▶ [Dataset items]
------------------------------------------------
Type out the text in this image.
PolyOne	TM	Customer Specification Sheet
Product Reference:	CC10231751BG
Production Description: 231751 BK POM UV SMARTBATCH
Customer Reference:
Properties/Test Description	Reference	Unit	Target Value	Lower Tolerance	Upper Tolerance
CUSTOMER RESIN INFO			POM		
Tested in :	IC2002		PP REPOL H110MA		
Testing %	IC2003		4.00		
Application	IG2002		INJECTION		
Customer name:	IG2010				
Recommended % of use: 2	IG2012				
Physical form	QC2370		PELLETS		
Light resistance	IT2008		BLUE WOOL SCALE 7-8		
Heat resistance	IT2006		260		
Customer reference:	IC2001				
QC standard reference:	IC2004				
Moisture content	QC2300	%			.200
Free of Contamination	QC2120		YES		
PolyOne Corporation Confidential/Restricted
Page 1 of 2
------------------------------------------------
▶ [What to produce]
Quote each line above in full, word for word.

▶ [Task solution]
Type out the text in this image.
PolyOne	TM	Customer Specification Sheet
Product Reference:	CC10231751BG
Production Description: 231751 BK POM UV SMARTBATCH
Customer Reference:
Properties/Test Description	Reference	Unit	Target Value	Lower Tolerance	Upper Tolerance
CUSTOMER RESIN INFO			POM		
Tested in :	IC2002		PP REPOL H110MA		
Testing %	IC2003		4.00		
Application	IG2002		INJECTION		
Customer name:	IG2010				
Recommended % of use: 2	IG2012				
Physical form	QC2370		PELLETS		
Light resistance	IT2008		BLUE WOOL SCALE 7-8		
Heat resistance	IT2006		260		
Customer reference:	IC2001				
QC standard reference:	IC2004				
Moisture content	QC2300	%			.200
Free of Contamination	QC2120		YES		
PolyOne Corporation Confidential/Restricted
Page 1 of 2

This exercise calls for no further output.